### Task statement:
All of the data below must be repeated exactly.
____ Information provided
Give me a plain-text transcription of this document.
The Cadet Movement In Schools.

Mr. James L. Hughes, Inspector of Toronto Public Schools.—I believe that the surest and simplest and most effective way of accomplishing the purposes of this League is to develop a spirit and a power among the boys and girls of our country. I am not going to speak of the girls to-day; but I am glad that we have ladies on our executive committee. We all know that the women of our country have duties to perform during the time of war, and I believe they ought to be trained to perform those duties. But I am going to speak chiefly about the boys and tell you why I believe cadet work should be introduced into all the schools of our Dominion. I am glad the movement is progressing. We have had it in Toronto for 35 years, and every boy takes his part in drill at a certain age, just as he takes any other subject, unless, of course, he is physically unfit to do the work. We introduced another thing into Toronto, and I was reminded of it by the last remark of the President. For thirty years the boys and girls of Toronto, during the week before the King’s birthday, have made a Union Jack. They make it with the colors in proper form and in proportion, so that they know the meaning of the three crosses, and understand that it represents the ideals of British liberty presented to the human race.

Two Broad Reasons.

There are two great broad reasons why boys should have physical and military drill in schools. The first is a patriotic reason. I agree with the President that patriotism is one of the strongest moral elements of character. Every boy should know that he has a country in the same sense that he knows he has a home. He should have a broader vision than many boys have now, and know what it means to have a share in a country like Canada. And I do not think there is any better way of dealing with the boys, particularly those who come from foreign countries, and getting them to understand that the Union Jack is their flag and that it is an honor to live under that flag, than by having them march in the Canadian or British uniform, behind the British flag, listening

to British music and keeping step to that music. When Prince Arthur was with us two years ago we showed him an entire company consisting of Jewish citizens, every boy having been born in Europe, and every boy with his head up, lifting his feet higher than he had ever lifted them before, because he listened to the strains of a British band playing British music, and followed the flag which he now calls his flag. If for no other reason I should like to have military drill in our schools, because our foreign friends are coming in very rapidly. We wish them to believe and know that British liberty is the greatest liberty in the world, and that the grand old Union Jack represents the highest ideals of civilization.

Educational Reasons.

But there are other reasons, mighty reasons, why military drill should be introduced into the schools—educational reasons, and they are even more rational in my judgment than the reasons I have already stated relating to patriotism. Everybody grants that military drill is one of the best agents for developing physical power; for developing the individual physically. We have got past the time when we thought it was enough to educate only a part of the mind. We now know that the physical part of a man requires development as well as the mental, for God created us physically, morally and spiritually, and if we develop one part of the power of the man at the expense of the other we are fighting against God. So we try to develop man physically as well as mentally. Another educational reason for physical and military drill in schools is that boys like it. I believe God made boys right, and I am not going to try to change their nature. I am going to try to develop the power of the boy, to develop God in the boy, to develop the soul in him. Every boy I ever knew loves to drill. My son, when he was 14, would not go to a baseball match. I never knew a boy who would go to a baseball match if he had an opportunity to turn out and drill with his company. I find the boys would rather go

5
________
### Written solution:
Give me a plain-text transcription of this document.
The Cadet Movement In Schools.

Mr. James L. Hughes, Inspector of Toronto Public Schools.—I believe that the surest and simplest and most effective way of accomplishing the purposes of this League is to develop a spirit and a power among the boys and girls of our country. I am not going to speak of the girls to-day; but I am glad that we have ladies on our executive committee. We all know that the women of our country have duties to perform during the time of war, and I believe they ought to be trained to perform those duties. But I am going to speak chiefly about the boys and tell you why I believe cadet work should be introduced into all the schools of our Dominion. I am glad the movement is progressing. We have had it in Toronto for 35 years, and every boy takes his part in drill at a certain age, just as he takes any other subject, unless, of course, he is physically unfit to do the work. We introduced another thing into Toronto, and I was reminded of it by the last remark of the President. For thirty years the boys and girls of Toronto, during the week before the King’s birthday, have made a Union Jack. They make it with the colors in proper form and in proportion, so that they know the meaning of the three crosses, and understand that it represents the ideals of British liberty presented to the human race.

Two Broad Reasons.

There are two great broad reasons why boys should have physical and military drill in schools. The first is a patriotic reason. I agree with the President that patriotism is one of the strongest moral elements of character. Every boy should know that he has a country in the same sense that he knows he has a home. He should have a broader vision than many boys have now, and know what it means to have a share in a country like Canada. And I do not think there is any better way of dealing with the boys, particularly those who come from foreign countries, and getting them to understand that the Union Jack is their flag and that it is an honor to live under that flag, than by having them march in the Canadian or British uniform, behind the British flag, listening

to British music and keeping step to that music. When Prince Arthur was with us two years ago we showed him an entire company consisting of Jewish citizens, every boy having been born in Europe, and every boy with his head up, lifting his feet higher than he had ever lifted them before, because he listened to the strains of a British band playing British music, and followed the flag which he now calls his flag. If for no other reason I should like to have military drill in our schools, because our foreign friends are coming in very rapidly. We wish them to believe and know that British liberty is the greatest liberty in the world, and that the grand old Union Jack represents the highest ideals of civilization.

Educational Reasons.

But there are other reasons, mighty reasons, why military drill should be introduced into the schools—educational reasons, and they are even more rational in my judgment than the reasons I have already stated relating to patriotism. Everybody grants that military drill is one of the best agents for developing physical power; for developing the individual physically. We have got past the time when we thought it was enough to educate only a part of the mind. We now know that the physical part of a man requires development as well as the mental, for God created us physically, morally and spiritually, and if we develop one part of the power of the man at the expense of the other we are fighting against God. So we try to develop man physically as well as mentally. Another educational reason for physical and military drill in schools is that boys like it. I believe God made boys right, and I am not going to try to change their nature. I am going to try to develop the power of the boy, to develop God in the boy, to develop the soul in him. Every boy I ever knew loves to drill. My son, when he was 14, would not go to a baseball match. I never knew a boy who would go to a baseball match if he had an opportunity to turn out and drill with his company. I find the boys would rather go

5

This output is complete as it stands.